[START OF INPUT ROWS]

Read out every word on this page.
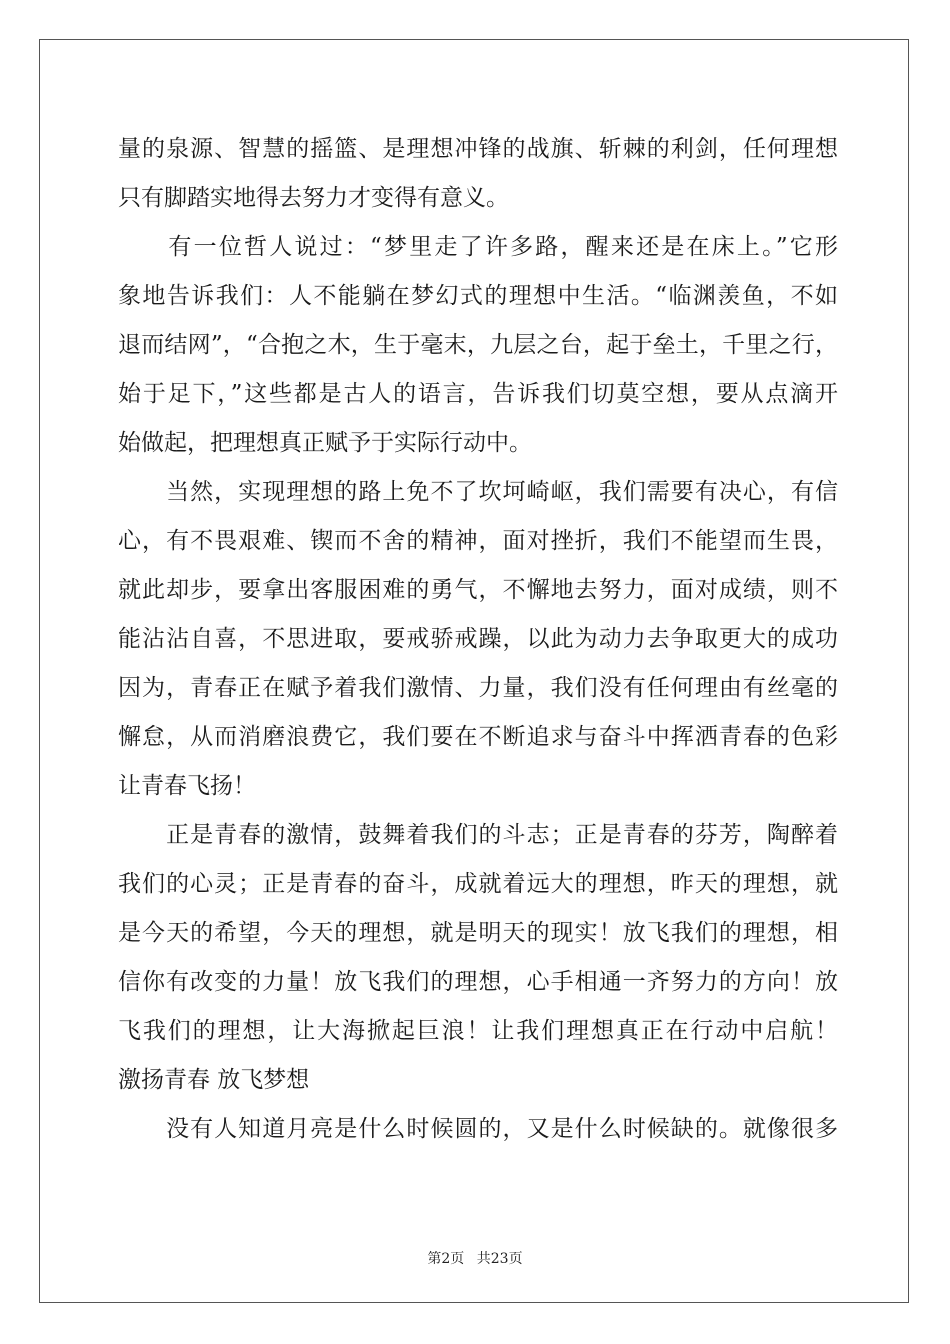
量的泉源、智慧的摇篮、是理想冲锋的战旗、斩棘的利剑，任何理想
只有脚踏实地得去努力才变得有意义。
　　有一位哲人说过：“梦里走了许多路，醒来还是在床上。”它形
象地告诉我们：人不能躺在梦幻式的理想中生活。“临渊羡鱼，不如
退而结网”，“合抱之木，生于毫末，九层之台，起于垒土，千里之行，
始于足下，”这些都是古人的语言，告诉我们切莫空想，要从点滴开
始做起，把理想真正赋予于实际行动中。
　　当然，实现理想的路上免不了坎坷崎岖，我们需要有决心，有信
心，有不畏艰难、锲而不舍的精神，面对挫折，我们不能望而生畏，
就此却步，要拿出客服困难的勇气，不懈地去努力，面对成绩，则不
能沾沾自喜，不思进取，要戒骄戒躁，以此为动力去争取更大的成功
因为，青春正在赋予着我们激情、力量，我们没有任何理由有丝毫的
懈怠，从而消磨浪费它，我们要在不断追求与奋斗中挥洒青春的色彩
让青春飞扬！
　　正是青春的激情，鼓舞着我们的斗志；正是青春的芬芳，陶醉着
我们的心灵；正是青春的奋斗，成就着远大的理想，昨天的理想，就
是今天的希望，今天的理想，就是明天的现实！放飞我们的理想，相
信你有改变的力量！放飞我们的理想，心手相通一齐努力的方向！放
飞我们的理想，让大海掀起巨浪！让我们理想真正在行动中启航！
激扬青春 放飞梦想
　　没有人知道月亮是什么时候圆的，又是什么时候缺的。就像很多
第2页 共23页
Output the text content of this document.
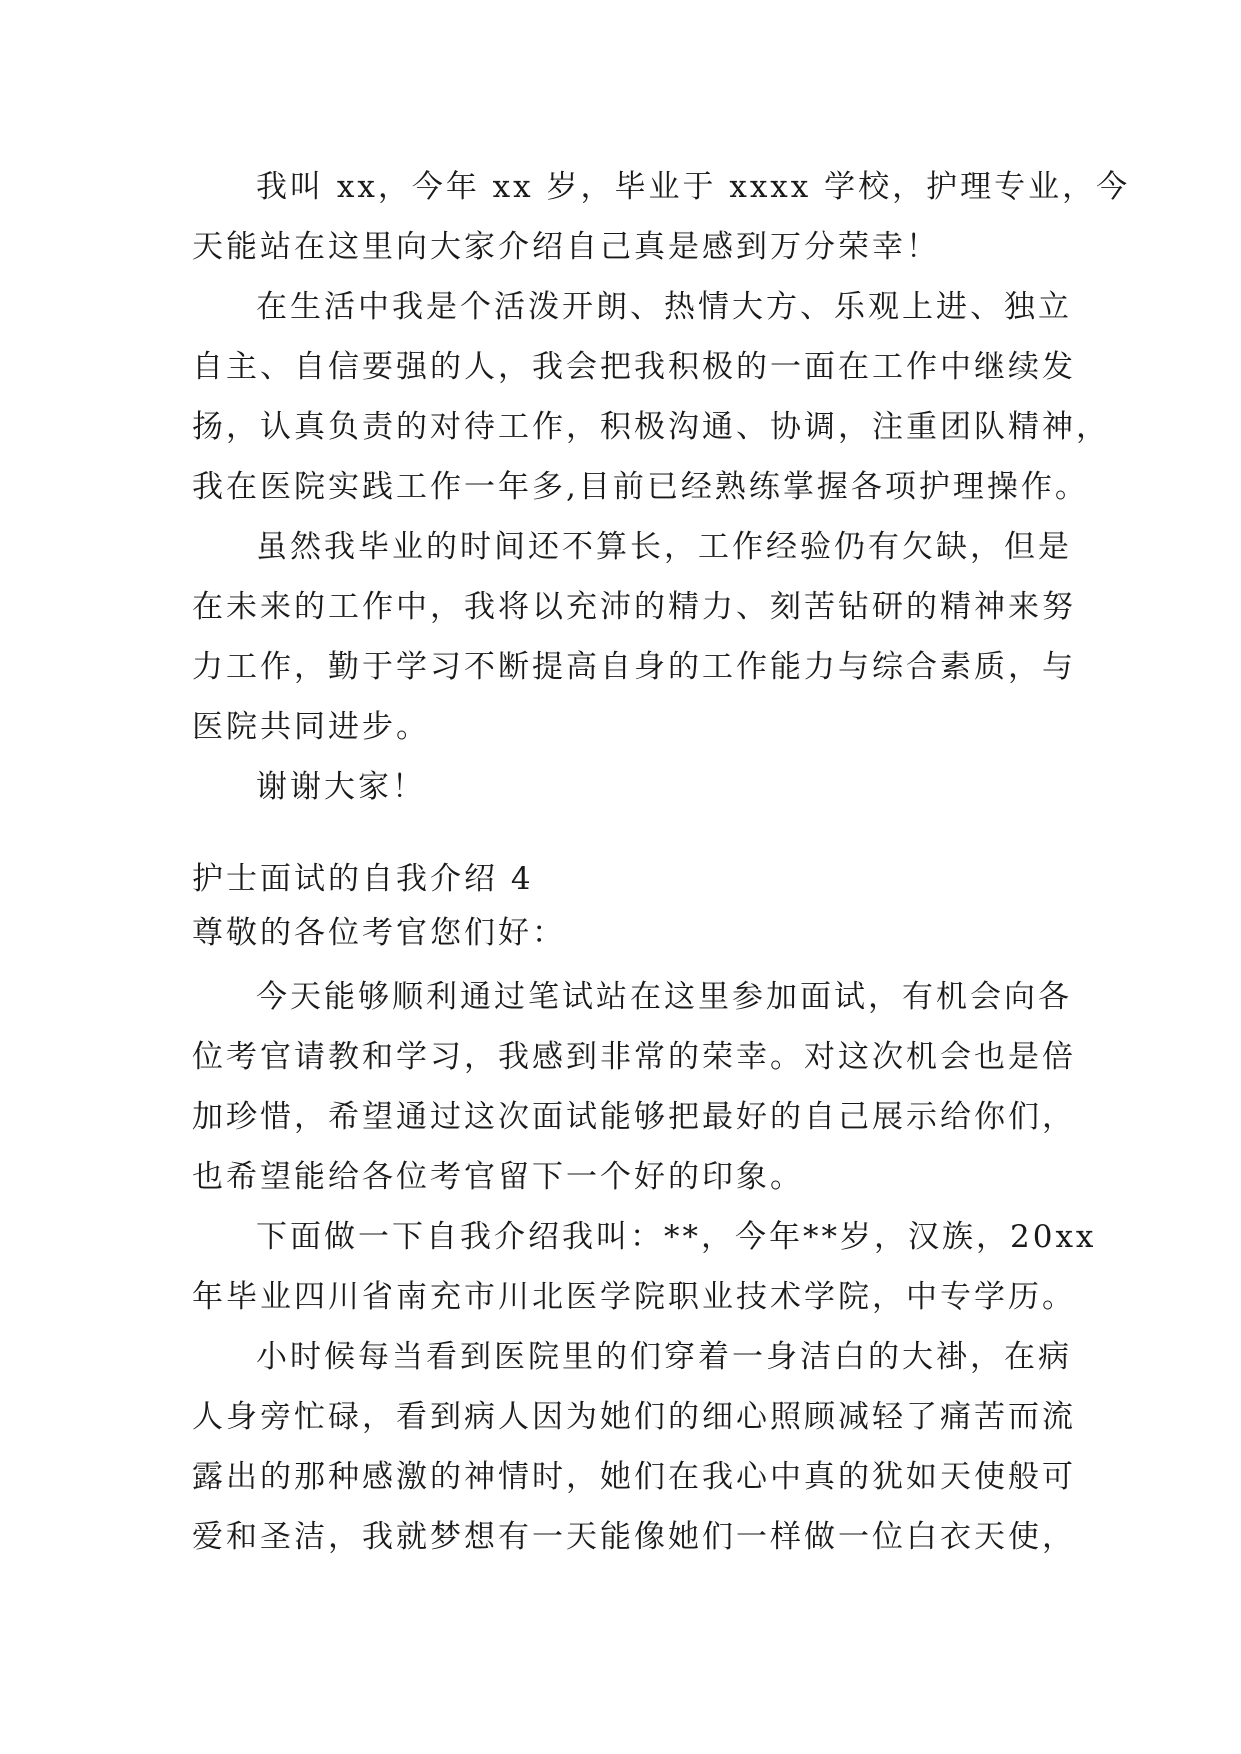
我叫 xx，今年 xx 岁，毕业于 xxxx 学校，护理专业，今
天能站在这里向大家介绍自己真是感到万分荣幸！
在生活中我是个活泼开朗、热情大方、乐观上进、独立
自主、自信要强的人，我会把我积极的一面在工作中继续发
扬，认真负责的对待工作，积极沟通、协调，注重团队精神，
我在医院实践工作一年多,目前已经熟练掌握各项护理操作。
虽然我毕业的时间还不算长，工作经验仍有欠缺，但是
在未来的工作中，我将以充沛的精力、刻苦钻研的精神来努
力工作，勤于学习不断提高自身的工作能力与综合素质，与
医院共同进步。
谢谢大家！
护士面试的自我介绍 4
尊敬的各位考官您们好：
今天能够顺利通过笔试站在这里参加面试，有机会向各
位考官请教和学习，我感到非常的荣幸。对这次机会也是倍
加珍惜，希望通过这次面试能够把最好的自己展示给你们，
也希望能给各位考官留下一个好的印象。
下面做一下自我介绍我叫：**，今年**岁，汉族，20xx
年毕业四川省南充市川北医学院职业技术学院，中专学历。
小时候每当看到医院里的们穿着一身洁白的大褂，在病
人身旁忙碌，看到病人因为她们的细心照顾减轻了痛苦而流
露出的那种感激的神情时，她们在我心中真的犹如天使般可
爱和圣洁，我就梦想有一天能像她们一样做一位白衣天使，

[END OF INPUT ROWS]

EXERCISE GOAL: Transcribe every entry above exactly. Omit all pictures.

OUTPUT BELOW:
Read out every word on this page.
量的泉源、智慧的摇篮、是理想冲锋的战旗、斩棘的利剑，任何理想
只有脚踏实地得去努力才变得有意义。
　　有一位哲人说过：“梦里走了许多路，醒来还是在床上。”它形
象地告诉我们：人不能躺在梦幻式的理想中生活。“临渊羡鱼，不如
退而结网”，“合抱之木，生于毫末，九层之台，起于垒土，千里之行，
始于足下，”这些都是古人的语言，告诉我们切莫空想，要从点滴开
始做起，把理想真正赋予于实际行动中。
　　当然，实现理想的路上免不了坎坷崎岖，我们需要有决心，有信
心，有不畏艰难、锲而不舍的精神，面对挫折，我们不能望而生畏，
就此却步，要拿出客服困难的勇气，不懈地去努力，面对成绩，则不
能沾沾自喜，不思进取，要戒骄戒躁，以此为动力去争取更大的成功
因为，青春正在赋予着我们激情、力量，我们没有任何理由有丝毫的
懈怠，从而消磨浪费它，我们要在不断追求与奋斗中挥洒青春的色彩
让青春飞扬！
　　正是青春的激情，鼓舞着我们的斗志；正是青春的芬芳，陶醉着
我们的心灵；正是青春的奋斗，成就着远大的理想，昨天的理想，就
是今天的希望，今天的理想，就是明天的现实！放飞我们的理想，相
信你有改变的力量！放飞我们的理想，心手相通一齐努力的方向！放
飞我们的理想，让大海掀起巨浪！让我们理想真正在行动中启航！
激扬青春 放飞梦想
　　没有人知道月亮是什么时候圆的，又是什么时候缺的。就像很多
第2页 共23页
Output the text content of this document.
我叫 xx，今年 xx 岁，毕业于 xxxx 学校，护理专业，今
天能站在这里向大家介绍自己真是感到万分荣幸！
在生活中我是个活泼开朗、热情大方、乐观上进、独立
自主、自信要强的人，我会把我积极的一面在工作中继续发
扬，认真负责的对待工作，积极沟通、协调，注重团队精神，
我在医院实践工作一年多,目前已经熟练掌握各项护理操作。
虽然我毕业的时间还不算长，工作经验仍有欠缺，但是
在未来的工作中，我将以充沛的精力、刻苦钻研的精神来努
力工作，勤于学习不断提高自身的工作能力与综合素质，与
医院共同进步。
谢谢大家！
护士面试的自我介绍 4
尊敬的各位考官您们好：
今天能够顺利通过笔试站在这里参加面试，有机会向各
位考官请教和学习，我感到非常的荣幸。对这次机会也是倍
加珍惜，希望通过这次面试能够把最好的自己展示给你们，
也希望能给各位考官留下一个好的印象。
下面做一下自我介绍我叫：**，今年**岁，汉族，20xx
年毕业四川省南充市川北医学院职业技术学院，中专学历。
小时候每当看到医院里的们穿着一身洁白的大褂，在病
人身旁忙碌，看到病人因为她们的细心照顾减轻了痛苦而流
露出的那种感激的神情时，她们在我心中真的犹如天使般可
爱和圣洁，我就梦想有一天能像她们一样做一位白衣天使，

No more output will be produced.